| Short problem |
Without the pictures, repeat the listing character for character.

[start Listed records]

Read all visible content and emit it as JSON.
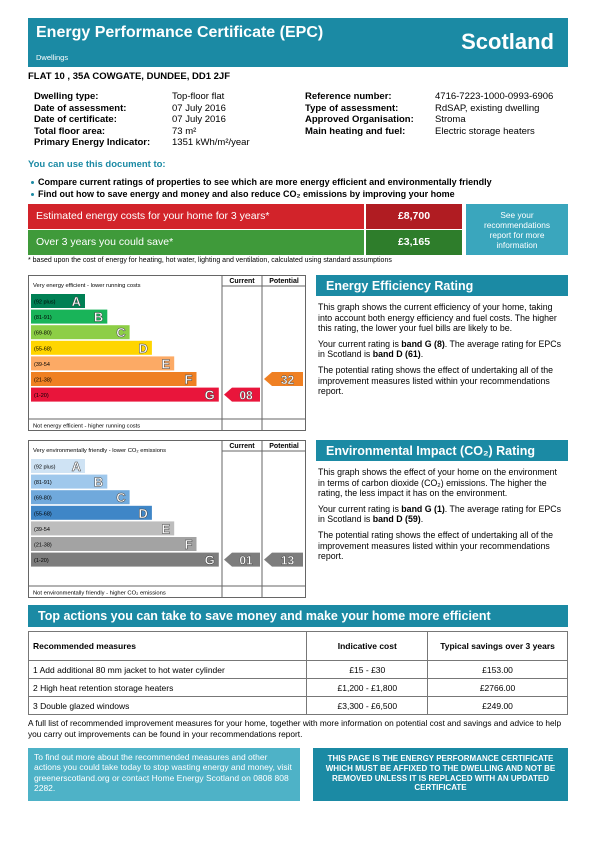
{
  "header": {
    "title": "Energy Performance Certificate (EPC)",
    "subtitle": "Dwellings",
    "country": "Scotland"
  },
  "address": "FLAT 10 , 35A COWGATE, DUNDEE, DD1 2JF",
  "details": {
    "left": [
      [
        "Dwelling type:",
        "Top-floor flat"
      ],
      [
        "Date of assessment:",
        "07 July 2016"
      ],
      [
        "Date of certificate:",
        "07 July 2016"
      ],
      [
        "Total floor area:",
        "73 m²"
      ],
      [
        "Primary Energy Indicator:",
        "1351 kWh/m²/year"
      ]
    ],
    "right": [
      [
        "Reference number:",
        "4716-7223-1000-0993-6906"
      ],
      [
        "Type of assessment:",
        "RdSAP, existing dwelling"
      ],
      [
        "Approved Organisation:",
        "Stroma"
      ],
      [
        "Main heating and fuel:",
        "Electric storage heaters"
      ]
    ]
  },
  "uses": {
    "heading": "You can use this document to:",
    "bullets": [
      "Compare current ratings of properties to see which are more energy efficient and environmentally friendly",
      "Find out how to save energy and money and also reduce CO₂ emissions by improving your home"
    ]
  },
  "costs": {
    "rows": [
      [
        "Estimated energy costs for your home for 3 years*",
        "£8,700"
      ],
      [
        "Over 3 years you could save*",
        "£3,165"
      ]
    ],
    "note": "See your recommendations report for more information",
    "footnote": "* based upon the cost of energy for heating, hot water, lighting and ventilation, calculated using standard assumptions"
  },
  "ee_chart": {
    "col_current": "Current",
    "col_potential": "Potential",
    "top": "Very energy efficient - lower running costs",
    "bottom": "Not energy efficient - higher running costs",
    "bands": [
      [
        "(92 plus)",
        "A"
      ],
      [
        "(81-91)",
        "B"
      ],
      [
        "(69-80)",
        "C"
      ],
      [
        "(55-68)",
        "D"
      ],
      [
        "(39-54",
        "E"
      ],
      [
        "(21-38)",
        "F"
      ],
      [
        "(1-20)",
        "G"
      ]
    ],
    "colors": [
      "#008054",
      "#19b459",
      "#8dce46",
      "#ffd500",
      "#fcaa65",
      "#ef8023",
      "#e9153b"
    ],
    "current": "08",
    "potential": "32"
  },
  "ee_text": {
    "heading": "Energy Efficiency Rating",
    "paragraphs": [
      [
        "This graph shows the current efficiency of your home, taking into account both energy efficiency and fuel costs. The higher this rating, the lower your fuel bills are likely to be."
      ],
      [
        "Your current rating is ",
        "band G (8)",
        ". The average rating for EPCs in Scotland is ",
        "band D (61)",
        "."
      ],
      [
        "The potential rating shows the effect of undertaking all of the improvement measures listed within your recommendations report."
      ]
    ]
  },
  "ei_chart": {
    "col_current": "Current",
    "col_potential": "Potential",
    "top": "Very environmentally friendly - lower CO₂ emissions",
    "bottom": "Not environmentally friendly - higher CO₂ emissions",
    "bands": [
      [
        "(92 plus)",
        "A"
      ],
      [
        "(81-91)",
        "B"
      ],
      [
        "(69-80)",
        "C"
      ],
      [
        "(55-68)",
        "D"
      ],
      [
        "(39-54",
        "E"
      ],
      [
        "(21-38)",
        "F"
      ],
      [
        "(1-20)",
        "G"
      ]
    ],
    "colors": [
      "#cfe3f4",
      "#9fc8ec",
      "#70a9dc",
      "#3f86c7",
      "#bdbdbd",
      "#a3a3a3",
      "#7d7d7d"
    ],
    "current": "01",
    "potential": "13"
  },
  "ei_text": {
    "heading": "Environmental Impact (CO₂) Rating",
    "paragraphs": [
      [
        "This graph shows the effect of your home on the environment in terms of carbon dioxide (CO₂) emissions. The higher the rating, the less impact it has on the environment."
      ],
      [
        "Your current rating is ",
        "band G (1)",
        ". The average rating for EPCs in Scotland is ",
        "band D (59)",
        "."
      ],
      [
        "The potential rating shows the effect of undertaking all of the improvement measures listed within your recommendations report."
      ]
    ]
  },
  "actions": {
    "heading": "Top actions you can take to save money and make your home more efficient",
    "columns": [
      "Recommended measures",
      "Indicative cost",
      "Typical savings over 3 years"
    ],
    "rows": [
      [
        "1 Add additional 80 mm jacket to hot water cylinder",
        "£15 - £30",
        "£153.00"
      ],
      [
        "2 High heat retention storage heaters",
        "£1,200 - £1,800",
        "£2766.00"
      ],
      [
        "3 Double glazed windows",
        "£3,300 - £6,500",
        "£249.00"
      ]
    ]
  },
  "footer": {
    "text": "A full list of recommended improvement measures for your home, together with more information on potential cost and savings and advice to help you carry out improvements can be found in your recommendations report.",
    "info_box": "To find out more about the recommended measures and other actions you could take today to stop wasting energy and money, visit greenerscotland.org or contact Home Energy Scotland on 0808 808 2282.",
    "notice_box": "THIS PAGE IS THE ENERGY PERFORMANCE CERTIFICATE WHICH MUST BE AFFIXED TO THE DWELLING AND NOT BE REMOVED UNLESS IT IS REPLACED WITH AN UPDATED CERTIFICATE"
  }
}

[end Listed records]

| Final result |
Read all visible content and emit it as JSON.
{
  "header": {
    "title": "Energy Performance Certificate (EPC)",
    "subtitle": "Dwellings",
    "country": "Scotland"
  },
  "address": "FLAT 10 , 35A COWGATE, DUNDEE, DD1 2JF",
  "details": {
    "left": [
      [
        "Dwelling type:",
        "Top-floor flat"
      ],
      [
        "Date of assessment:",
        "07 July 2016"
      ],
      [
        "Date of certificate:",
        "07 July 2016"
      ],
      [
        "Total floor area:",
        "73 m²"
      ],
      [
        "Primary Energy Indicator:",
        "1351 kWh/m²/year"
      ]
    ],
    "right": [
      [
        "Reference number:",
        "4716-7223-1000-0993-6906"
      ],
      [
        "Type of assessment:",
        "RdSAP, existing dwelling"
      ],
      [
        "Approved Organisation:",
        "Stroma"
      ],
      [
        "Main heating and fuel:",
        "Electric storage heaters"
      ]
    ]
  },
  "uses": {
    "heading": "You can use this document to:",
    "bullets": [
      "Compare current ratings of properties to see which are more energy efficient and environmentally friendly",
      "Find out how to save energy and money and also reduce CO₂ emissions by improving your home"
    ]
  },
  "costs": {
    "rows": [
      [
        "Estimated energy costs for your home for 3 years*",
        "£8,700"
      ],
      [
        "Over 3 years you could save*",
        "£3,165"
      ]
    ],
    "note": "See your recommendations report for more information",
    "footnote": "* based upon the cost of energy for heating, hot water, lighting and ventilation, calculated using standard assumptions"
  },
  "ee_chart": {
    "col_current": "Current",
    "col_potential": "Potential",
    "top": "Very energy efficient - lower running costs",
    "bottom": "Not energy efficient - higher running costs",
    "bands": [
      [
        "(92 plus)",
        "A"
      ],
      [
        "(81-91)",
        "B"
      ],
      [
        "(69-80)",
        "C"
      ],
      [
        "(55-68)",
        "D"
      ],
      [
        "(39-54",
        "E"
      ],
      [
        "(21-38)",
        "F"
      ],
      [
        "(1-20)",
        "G"
      ]
    ],
    "colors": [
      "#008054",
      "#19b459",
      "#8dce46",
      "#ffd500",
      "#fcaa65",
      "#ef8023",
      "#e9153b"
    ],
    "current": "08",
    "potential": "32"
  },
  "ee_text": {
    "heading": "Energy Efficiency Rating",
    "paragraphs": [
      [
        "This graph shows the current efficiency of your home, taking into account both energy efficiency and fuel costs. The higher this rating, the lower your fuel bills are likely to be."
      ],
      [
        "Your current rating is ",
        "band G (8)",
        ". The average rating for EPCs in Scotland is ",
        "band D (61)",
        "."
      ],
      [
        "The potential rating shows the effect of undertaking all of the improvement measures listed within your recommendations report."
      ]
    ]
  },
  "ei_chart": {
    "col_current": "Current",
    "col_potential": "Potential",
    "top": "Very environmentally friendly - lower CO₂ emissions",
    "bottom": "Not environmentally friendly - higher CO₂ emissions",
    "bands": [
      [
        "(92 plus)",
        "A"
      ],
      [
        "(81-91)",
        "B"
      ],
      [
        "(69-80)",
        "C"
      ],
      [
        "(55-68)",
        "D"
      ],
      [
        "(39-54",
        "E"
      ],
      [
        "(21-38)",
        "F"
      ],
      [
        "(1-20)",
        "G"
      ]
    ],
    "colors": [
      "#cfe3f4",
      "#9fc8ec",
      "#70a9dc",
      "#3f86c7",
      "#bdbdbd",
      "#a3a3a3",
      "#7d7d7d"
    ],
    "current": "01",
    "potential": "13"
  },
  "ei_text": {
    "heading": "Environmental Impact (CO₂) Rating",
    "paragraphs": [
      [
        "This graph shows the effect of your home on the environment in terms of carbon dioxide (CO₂) emissions. The higher the rating, the less impact it has on the environment."
      ],
      [
        "Your current rating is ",
        "band G (1)",
        ". The average rating for EPCs in Scotland is ",
        "band D (59)",
        "."
      ],
      [
        "The potential rating shows the effect of undertaking all of the improvement measures listed within your recommendations report."
      ]
    ]
  },
  "actions": {
    "heading": "Top actions you can take to save money and make your home more efficient",
    "columns": [
      "Recommended measures",
      "Indicative cost",
      "Typical savings over 3 years"
    ],
    "rows": [
      [
        "1 Add additional 80 mm jacket to hot water cylinder",
        "£15 - £30",
        "£153.00"
      ],
      [
        "2 High heat retention storage heaters",
        "£1,200 - £1,800",
        "£2766.00"
      ],
      [
        "3 Double glazed windows",
        "£3,300 - £6,500",
        "£249.00"
      ]
    ]
  },
  "footer": {
    "text": "A full list of recommended improvement measures for your home, together with more information on potential cost and savings and advice to help you carry out improvements can be found in your recommendations report.",
    "info_box": "To find out more about the recommended measures and other actions you could take today to stop wasting energy and money, visit greenerscotland.org or contact Home Energy Scotland on 0808 808 2282.",
    "notice_box": "THIS PAGE IS THE ENERGY PERFORMANCE CERTIFICATE WHICH MUST BE AFFIXED TO THE DWELLING AND NOT BE REMOVED UNLESS IT IS REPLACED WITH AN UPDATED CERTIFICATE"
  }
}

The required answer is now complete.